### [Records provided]
%%
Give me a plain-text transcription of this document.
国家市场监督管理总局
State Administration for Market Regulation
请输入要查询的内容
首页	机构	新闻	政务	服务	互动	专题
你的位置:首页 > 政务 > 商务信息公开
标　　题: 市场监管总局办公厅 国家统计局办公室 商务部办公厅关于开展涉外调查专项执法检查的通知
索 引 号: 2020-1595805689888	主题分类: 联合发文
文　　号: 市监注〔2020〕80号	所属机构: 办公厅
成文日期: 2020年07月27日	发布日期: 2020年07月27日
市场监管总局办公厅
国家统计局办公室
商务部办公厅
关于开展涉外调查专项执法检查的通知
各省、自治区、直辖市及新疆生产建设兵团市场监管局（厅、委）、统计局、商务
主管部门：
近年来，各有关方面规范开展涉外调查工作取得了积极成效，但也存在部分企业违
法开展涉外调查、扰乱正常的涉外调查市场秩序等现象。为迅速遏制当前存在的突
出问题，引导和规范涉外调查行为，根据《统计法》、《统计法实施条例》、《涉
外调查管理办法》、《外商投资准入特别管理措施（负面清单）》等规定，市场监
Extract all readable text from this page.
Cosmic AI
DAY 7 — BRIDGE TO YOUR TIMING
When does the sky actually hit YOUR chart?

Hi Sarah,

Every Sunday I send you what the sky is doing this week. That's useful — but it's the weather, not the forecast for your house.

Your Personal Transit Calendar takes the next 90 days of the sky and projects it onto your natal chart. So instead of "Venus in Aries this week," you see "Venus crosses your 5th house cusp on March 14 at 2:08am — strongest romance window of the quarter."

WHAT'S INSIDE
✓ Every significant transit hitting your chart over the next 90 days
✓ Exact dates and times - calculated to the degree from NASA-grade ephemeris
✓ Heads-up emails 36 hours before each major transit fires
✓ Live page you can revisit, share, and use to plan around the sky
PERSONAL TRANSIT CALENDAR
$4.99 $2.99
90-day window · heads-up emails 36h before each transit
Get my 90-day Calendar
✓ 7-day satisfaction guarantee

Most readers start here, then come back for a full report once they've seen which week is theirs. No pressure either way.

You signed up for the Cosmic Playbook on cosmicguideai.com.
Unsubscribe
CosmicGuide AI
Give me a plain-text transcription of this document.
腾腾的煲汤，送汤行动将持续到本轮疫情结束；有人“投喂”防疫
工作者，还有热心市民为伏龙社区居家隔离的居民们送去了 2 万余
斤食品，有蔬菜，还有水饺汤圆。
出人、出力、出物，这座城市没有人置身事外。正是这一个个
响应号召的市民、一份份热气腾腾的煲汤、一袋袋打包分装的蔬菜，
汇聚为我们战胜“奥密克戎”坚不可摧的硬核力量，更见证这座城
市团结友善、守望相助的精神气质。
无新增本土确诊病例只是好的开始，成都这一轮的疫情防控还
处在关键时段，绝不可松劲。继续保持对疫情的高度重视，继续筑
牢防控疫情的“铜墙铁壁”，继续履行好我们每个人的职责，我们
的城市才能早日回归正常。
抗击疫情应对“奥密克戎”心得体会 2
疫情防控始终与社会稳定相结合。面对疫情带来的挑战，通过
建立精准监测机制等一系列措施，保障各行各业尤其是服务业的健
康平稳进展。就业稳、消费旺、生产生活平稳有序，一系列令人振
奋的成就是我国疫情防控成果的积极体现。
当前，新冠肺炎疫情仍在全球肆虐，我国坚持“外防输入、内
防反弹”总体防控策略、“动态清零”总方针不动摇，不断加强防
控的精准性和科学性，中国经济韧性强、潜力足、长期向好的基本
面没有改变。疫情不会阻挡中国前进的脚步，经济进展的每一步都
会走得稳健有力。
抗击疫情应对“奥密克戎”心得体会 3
%%
Extract each line of the listing above, copying it word for word.

Give me a plain-text transcription of this document.
国家市场监督管理总局
State Administration for Market Regulation
请输入要查询的内容
首页	机构	新闻	政务	服务	互动	专题
你的位置:首页 > 政务 > 商务信息公开
标　　题: 市场监管总局办公厅 国家统计局办公室 商务部办公厅关于开展涉外调查专项执法检查的通知
索 引 号: 2020-1595805689888	主题分类: 联合发文
文　　号: 市监注〔2020〕80号	所属机构: 办公厅
成文日期: 2020年07月27日	发布日期: 2020年07月27日
市场监管总局办公厅
国家统计局办公室
商务部办公厅
关于开展涉外调查专项执法检查的通知
各省、自治区、直辖市及新疆生产建设兵团市场监管局（厅、委）、统计局、商务
主管部门：
近年来，各有关方面规范开展涉外调查工作取得了积极成效，但也存在部分企业违
法开展涉外调查、扰乱正常的涉外调查市场秩序等现象。为迅速遏制当前存在的突
出问题，引导和规范涉外调查行为，根据《统计法》、《统计法实施条例》、《涉
外调查管理办法》、《外商投资准入特别管理措施（负面清单）》等规定，市场监
Extract all readable text from this page.
Cosmic AI
DAY 7 — BRIDGE TO YOUR TIMING
When does the sky actually hit YOUR chart?

Hi Sarah,

Every Sunday I send you what the sky is doing this week. That's useful — but it's the weather, not the forecast for your house.

Your Personal Transit Calendar takes the next 90 days of the sky and projects it onto your natal chart. So instead of "Venus in Aries this week," you see "Venus crosses your 5th house cusp on March 14 at 2:08am — strongest romance window of the quarter."

WHAT'S INSIDE
✓ Every significant transit hitting your chart over the next 90 days
✓ Exact dates and times - calculated to the degree from NASA-grade ephemeris
✓ Heads-up emails 36 hours before each major transit fires
✓ Live page you can revisit, share, and use to plan around the sky
PERSONAL TRANSIT CALENDAR
$4.99 $2.99
90-day window · heads-up emails 36h before each transit
Get my 90-day Calendar
✓ 7-day satisfaction guarantee

Most readers start here, then come back for a full report once they've seen which week is theirs. No pressure either way.

You signed up for the Cosmic Playbook on cosmicguideai.com.
Unsubscribe
CosmicGuide AI
Give me a plain-text transcription of this document.
腾腾的煲汤，送汤行动将持续到本轮疫情结束；有人“投喂”防疫
工作者，还有热心市民为伏龙社区居家隔离的居民们送去了 2 万余
斤食品，有蔬菜，还有水饺汤圆。
出人、出力、出物，这座城市没有人置身事外。正是这一个个
响应号召的市民、一份份热气腾腾的煲汤、一袋袋打包分装的蔬菜，
汇聚为我们战胜“奥密克戎”坚不可摧的硬核力量，更见证这座城
市团结友善、守望相助的精神气质。
无新增本土确诊病例只是好的开始，成都这一轮的疫情防控还
处在关键时段，绝不可松劲。继续保持对疫情的高度重视，继续筑
牢防控疫情的“铜墙铁壁”，继续履行好我们每个人的职责，我们
的城市才能早日回归正常。
抗击疫情应对“奥密克戎”心得体会 2
疫情防控始终与社会稳定相结合。面对疫情带来的挑战，通过
建立精准监测机制等一系列措施，保障各行各业尤其是服务业的健
康平稳进展。就业稳、消费旺、生产生活平稳有序，一系列令人振
奋的成就是我国疫情防控成果的积极体现。
当前，新冠肺炎疫情仍在全球肆虐，我国坚持“外防输入、内
防反弹”总体防控策略、“动态清零”总方针不动摇，不断加强防
控的精准性和科学性，中国经济韧性强、潜力足、长期向好的基本
面没有改变。疫情不会阻挡中国前进的脚步，经济进展的每一步都
会走得稳健有力。
抗击疫情应对“奥密克戎”心得体会 3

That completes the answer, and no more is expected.